BEGIN ITEMS
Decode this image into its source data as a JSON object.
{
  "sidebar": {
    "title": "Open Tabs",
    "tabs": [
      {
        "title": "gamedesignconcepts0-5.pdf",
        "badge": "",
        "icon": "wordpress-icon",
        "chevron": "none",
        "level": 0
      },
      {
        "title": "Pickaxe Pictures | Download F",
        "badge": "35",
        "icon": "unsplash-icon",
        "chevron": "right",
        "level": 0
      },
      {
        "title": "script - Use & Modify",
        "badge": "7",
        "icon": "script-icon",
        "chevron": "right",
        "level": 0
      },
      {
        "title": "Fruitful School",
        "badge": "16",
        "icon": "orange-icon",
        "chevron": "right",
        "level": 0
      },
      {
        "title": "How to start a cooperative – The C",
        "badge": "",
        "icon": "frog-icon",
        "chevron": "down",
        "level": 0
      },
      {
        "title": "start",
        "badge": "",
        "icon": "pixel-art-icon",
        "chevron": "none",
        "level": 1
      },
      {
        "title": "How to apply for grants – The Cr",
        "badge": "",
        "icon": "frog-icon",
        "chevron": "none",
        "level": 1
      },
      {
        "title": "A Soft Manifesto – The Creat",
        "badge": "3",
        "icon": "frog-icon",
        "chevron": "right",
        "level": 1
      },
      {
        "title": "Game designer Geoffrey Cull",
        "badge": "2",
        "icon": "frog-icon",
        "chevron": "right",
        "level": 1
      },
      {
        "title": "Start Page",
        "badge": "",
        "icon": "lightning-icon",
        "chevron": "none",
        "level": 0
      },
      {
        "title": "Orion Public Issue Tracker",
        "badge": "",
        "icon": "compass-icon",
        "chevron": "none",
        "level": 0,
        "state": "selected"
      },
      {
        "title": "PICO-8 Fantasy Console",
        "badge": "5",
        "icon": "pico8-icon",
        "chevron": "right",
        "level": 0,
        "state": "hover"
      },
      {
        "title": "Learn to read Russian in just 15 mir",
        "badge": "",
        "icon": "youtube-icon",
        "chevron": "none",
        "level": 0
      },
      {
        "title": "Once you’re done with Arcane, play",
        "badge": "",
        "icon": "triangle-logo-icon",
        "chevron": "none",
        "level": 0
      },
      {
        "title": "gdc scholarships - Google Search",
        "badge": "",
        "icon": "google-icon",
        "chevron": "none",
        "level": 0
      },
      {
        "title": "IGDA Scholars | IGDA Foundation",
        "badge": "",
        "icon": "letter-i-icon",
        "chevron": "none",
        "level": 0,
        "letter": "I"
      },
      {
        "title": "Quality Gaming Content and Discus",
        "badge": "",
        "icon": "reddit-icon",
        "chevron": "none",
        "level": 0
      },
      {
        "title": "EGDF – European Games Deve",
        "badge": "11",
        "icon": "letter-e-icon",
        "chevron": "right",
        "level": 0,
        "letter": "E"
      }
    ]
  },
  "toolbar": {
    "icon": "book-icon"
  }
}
END ITEMS
> _AIM OF THE TASK_
Nothing in the data may differ; print all of it exactly as written.

> _FULL ANSWER_
Decode this image into its source data as a JSON object.
{
  "sidebar": {
    "title": "Open Tabs",
    "tabs": [
      {
        "title": "gamedesignconcepts0-5.pdf",
        "badge": "",
        "icon": "wordpress-icon",
        "chevron": "none",
        "level": 0
      },
      {
        "title": "Pickaxe Pictures | Download F",
        "badge": "35",
        "icon": "unsplash-icon",
        "chevron": "right",
        "level": 0
      },
      {
        "title": "script - Use & Modify",
        "badge": "7",
        "icon": "script-icon",
        "chevron": "right",
        "level": 0
      },
      {
        "title": "Fruitful School",
        "badge": "16",
        "icon": "orange-icon",
        "chevron": "right",
        "level": 0
      },
      {
        "title": "How to start a cooperative – The C",
        "badge": "",
        "icon": "frog-icon",
        "chevron": "down",
        "level": 0
      },
      {
        "title": "start",
        "badge": "",
        "icon": "pixel-art-icon",
        "chevron": "none",
        "level": 1
      },
      {
        "title": "How to apply for grants – The Cr",
        "badge": "",
        "icon": "frog-icon",
        "chevron": "none",
        "level": 1
      },
      {
        "title": "A Soft Manifesto – The Creat",
        "badge": "3",
        "icon": "frog-icon",
        "chevron": "right",
        "level": 1
      },
      {
        "title": "Game designer Geoffrey Cull",
        "badge": "2",
        "icon": "frog-icon",
        "chevron": "right",
        "level": 1
      },
      {
        "title": "Start Page",
        "badge": "",
        "icon": "lightning-icon",
        "chevron": "none",
        "level": 0
      },
      {
        "title": "Orion Public Issue Tracker",
        "badge": "",
        "icon": "compass-icon",
        "chevron": "none",
        "level": 0,
        "state": "selected"
      },
      {
        "title": "PICO-8 Fantasy Console",
        "badge": "5",
        "icon": "pico8-icon",
        "chevron": "right",
        "level": 0,
        "state": "hover"
      },
      {
        "title": "Learn to read Russian in just 15 mir",
        "badge": "",
        "icon": "youtube-icon",
        "chevron": "none",
        "level": 0
      },
      {
        "title": "Once you’re done with Arcane, play",
        "badge": "",
        "icon": "triangle-logo-icon",
        "chevron": "none",
        "level": 0
      },
      {
        "title": "gdc scholarships - Google Search",
        "badge": "",
        "icon": "google-icon",
        "chevron": "none",
        "level": 0
      },
      {
        "title": "IGDA Scholars | IGDA Foundation",
        "badge": "",
        "icon": "letter-i-icon",
        "chevron": "none",
        "level": 0,
        "letter": "I"
      },
      {
        "title": "Quality Gaming Content and Discus",
        "badge": "",
        "icon": "reddit-icon",
        "chevron": "none",
        "level": 0
      },
      {
        "title": "EGDF – European Games Deve",
        "badge": "11",
        "icon": "letter-e-icon",
        "chevron": "right",
        "level": 0,
        "letter": "E"
      }
    ]
  },
  "toolbar": {
    "icon": "book-icon"
  }
}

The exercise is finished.